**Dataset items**
================

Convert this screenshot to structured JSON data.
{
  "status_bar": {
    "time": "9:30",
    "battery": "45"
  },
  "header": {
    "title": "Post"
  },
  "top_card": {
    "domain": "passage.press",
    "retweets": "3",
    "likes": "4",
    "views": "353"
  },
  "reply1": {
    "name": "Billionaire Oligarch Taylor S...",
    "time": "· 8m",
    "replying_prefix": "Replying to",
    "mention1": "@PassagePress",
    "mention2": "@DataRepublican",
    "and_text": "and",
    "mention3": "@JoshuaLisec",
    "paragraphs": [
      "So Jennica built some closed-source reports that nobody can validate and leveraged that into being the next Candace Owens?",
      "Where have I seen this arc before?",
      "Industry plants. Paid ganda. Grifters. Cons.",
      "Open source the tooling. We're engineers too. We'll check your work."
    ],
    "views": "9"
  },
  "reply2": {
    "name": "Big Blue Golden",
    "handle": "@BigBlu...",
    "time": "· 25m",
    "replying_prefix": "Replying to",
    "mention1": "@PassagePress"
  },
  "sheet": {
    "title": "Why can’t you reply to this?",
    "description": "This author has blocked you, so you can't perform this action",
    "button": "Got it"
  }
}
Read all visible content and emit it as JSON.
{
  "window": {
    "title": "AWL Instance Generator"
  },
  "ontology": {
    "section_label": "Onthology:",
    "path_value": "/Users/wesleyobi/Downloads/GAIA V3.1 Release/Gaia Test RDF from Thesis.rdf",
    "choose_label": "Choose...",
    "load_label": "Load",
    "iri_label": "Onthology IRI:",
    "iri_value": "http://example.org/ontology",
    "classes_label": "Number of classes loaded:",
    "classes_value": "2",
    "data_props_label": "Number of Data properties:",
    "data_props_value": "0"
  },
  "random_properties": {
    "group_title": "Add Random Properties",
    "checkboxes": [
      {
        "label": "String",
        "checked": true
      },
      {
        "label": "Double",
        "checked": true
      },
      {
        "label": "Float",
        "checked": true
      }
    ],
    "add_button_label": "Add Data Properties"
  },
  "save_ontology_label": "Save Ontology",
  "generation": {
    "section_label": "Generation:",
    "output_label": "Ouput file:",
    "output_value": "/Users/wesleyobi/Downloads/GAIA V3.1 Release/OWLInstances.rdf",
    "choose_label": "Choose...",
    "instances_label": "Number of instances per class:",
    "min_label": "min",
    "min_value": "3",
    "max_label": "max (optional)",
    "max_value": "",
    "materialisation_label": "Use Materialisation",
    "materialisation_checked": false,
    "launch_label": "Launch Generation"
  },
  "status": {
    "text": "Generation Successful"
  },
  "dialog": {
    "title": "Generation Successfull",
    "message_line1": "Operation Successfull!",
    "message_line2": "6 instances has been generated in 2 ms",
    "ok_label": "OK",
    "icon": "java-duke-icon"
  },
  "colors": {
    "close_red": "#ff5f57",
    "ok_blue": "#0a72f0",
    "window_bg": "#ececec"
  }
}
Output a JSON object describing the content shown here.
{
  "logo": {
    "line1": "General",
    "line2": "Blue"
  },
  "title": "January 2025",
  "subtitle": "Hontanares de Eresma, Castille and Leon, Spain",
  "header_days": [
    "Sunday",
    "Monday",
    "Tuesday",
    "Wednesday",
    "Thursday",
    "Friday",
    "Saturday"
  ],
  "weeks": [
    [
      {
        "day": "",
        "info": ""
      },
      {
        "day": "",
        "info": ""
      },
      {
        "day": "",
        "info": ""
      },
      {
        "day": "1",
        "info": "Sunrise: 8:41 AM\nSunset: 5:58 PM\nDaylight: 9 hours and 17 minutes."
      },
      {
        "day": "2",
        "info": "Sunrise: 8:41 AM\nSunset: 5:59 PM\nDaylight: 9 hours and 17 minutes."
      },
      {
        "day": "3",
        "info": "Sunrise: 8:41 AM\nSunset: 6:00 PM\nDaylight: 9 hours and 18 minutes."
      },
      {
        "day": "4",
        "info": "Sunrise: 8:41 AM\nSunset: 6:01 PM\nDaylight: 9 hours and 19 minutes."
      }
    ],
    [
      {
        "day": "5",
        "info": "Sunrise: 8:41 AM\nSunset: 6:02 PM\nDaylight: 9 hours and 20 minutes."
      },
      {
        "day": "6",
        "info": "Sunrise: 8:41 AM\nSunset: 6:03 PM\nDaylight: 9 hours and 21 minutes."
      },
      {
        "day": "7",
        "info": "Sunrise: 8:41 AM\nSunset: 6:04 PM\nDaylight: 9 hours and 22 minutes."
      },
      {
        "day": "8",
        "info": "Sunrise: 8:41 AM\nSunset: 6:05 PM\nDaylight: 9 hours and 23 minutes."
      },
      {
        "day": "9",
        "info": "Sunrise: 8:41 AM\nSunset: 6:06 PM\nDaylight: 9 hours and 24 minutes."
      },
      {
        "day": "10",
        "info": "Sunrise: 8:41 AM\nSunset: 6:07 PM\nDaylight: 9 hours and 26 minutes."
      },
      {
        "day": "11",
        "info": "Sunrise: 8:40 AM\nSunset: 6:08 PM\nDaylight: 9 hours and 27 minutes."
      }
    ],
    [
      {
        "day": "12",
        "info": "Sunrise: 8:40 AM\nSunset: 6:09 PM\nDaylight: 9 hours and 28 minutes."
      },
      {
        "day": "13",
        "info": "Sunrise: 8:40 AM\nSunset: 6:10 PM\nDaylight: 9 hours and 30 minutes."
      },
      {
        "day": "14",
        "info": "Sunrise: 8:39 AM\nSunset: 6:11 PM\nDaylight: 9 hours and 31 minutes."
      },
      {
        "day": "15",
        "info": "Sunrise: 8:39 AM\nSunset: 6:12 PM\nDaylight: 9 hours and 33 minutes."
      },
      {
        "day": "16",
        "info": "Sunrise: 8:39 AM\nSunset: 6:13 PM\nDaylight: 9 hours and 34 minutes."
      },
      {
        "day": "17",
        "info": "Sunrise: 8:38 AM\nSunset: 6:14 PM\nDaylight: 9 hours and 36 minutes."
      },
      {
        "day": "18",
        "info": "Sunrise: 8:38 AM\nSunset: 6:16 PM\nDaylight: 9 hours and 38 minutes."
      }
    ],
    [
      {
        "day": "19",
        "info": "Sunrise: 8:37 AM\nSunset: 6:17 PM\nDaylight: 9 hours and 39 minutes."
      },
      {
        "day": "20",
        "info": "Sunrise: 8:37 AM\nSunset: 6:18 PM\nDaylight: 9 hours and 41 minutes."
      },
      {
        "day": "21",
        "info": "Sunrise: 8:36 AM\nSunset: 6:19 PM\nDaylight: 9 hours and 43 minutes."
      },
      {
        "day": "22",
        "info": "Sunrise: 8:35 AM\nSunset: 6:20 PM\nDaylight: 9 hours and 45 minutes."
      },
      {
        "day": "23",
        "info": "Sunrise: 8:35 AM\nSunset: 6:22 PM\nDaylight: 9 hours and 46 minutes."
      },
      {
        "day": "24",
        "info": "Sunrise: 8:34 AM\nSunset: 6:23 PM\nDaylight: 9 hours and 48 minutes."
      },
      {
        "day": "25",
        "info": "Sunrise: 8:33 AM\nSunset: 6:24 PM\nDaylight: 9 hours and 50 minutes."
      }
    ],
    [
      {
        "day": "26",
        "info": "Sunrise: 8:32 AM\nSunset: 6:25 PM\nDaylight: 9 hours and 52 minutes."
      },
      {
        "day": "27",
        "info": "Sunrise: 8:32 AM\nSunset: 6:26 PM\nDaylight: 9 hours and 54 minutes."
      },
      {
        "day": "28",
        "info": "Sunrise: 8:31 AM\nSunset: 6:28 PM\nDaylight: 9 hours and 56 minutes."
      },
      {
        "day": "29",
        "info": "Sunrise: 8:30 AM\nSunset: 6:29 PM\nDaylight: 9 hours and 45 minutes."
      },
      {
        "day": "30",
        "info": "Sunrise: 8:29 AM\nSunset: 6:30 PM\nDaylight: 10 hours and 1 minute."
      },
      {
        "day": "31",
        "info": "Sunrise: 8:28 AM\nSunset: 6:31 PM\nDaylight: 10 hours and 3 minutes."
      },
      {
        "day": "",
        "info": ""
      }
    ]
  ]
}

================

**TASK**
Scan the material above. Copy each line where "this" occurs.

**RIGHT ANSWER**
Convert this screenshot to structured JSON data.
      "Where have I seen this arc before?",
    "title": "Why can’t you reply to this?",
    "description": "This author has blocked you, so you can't perform this action",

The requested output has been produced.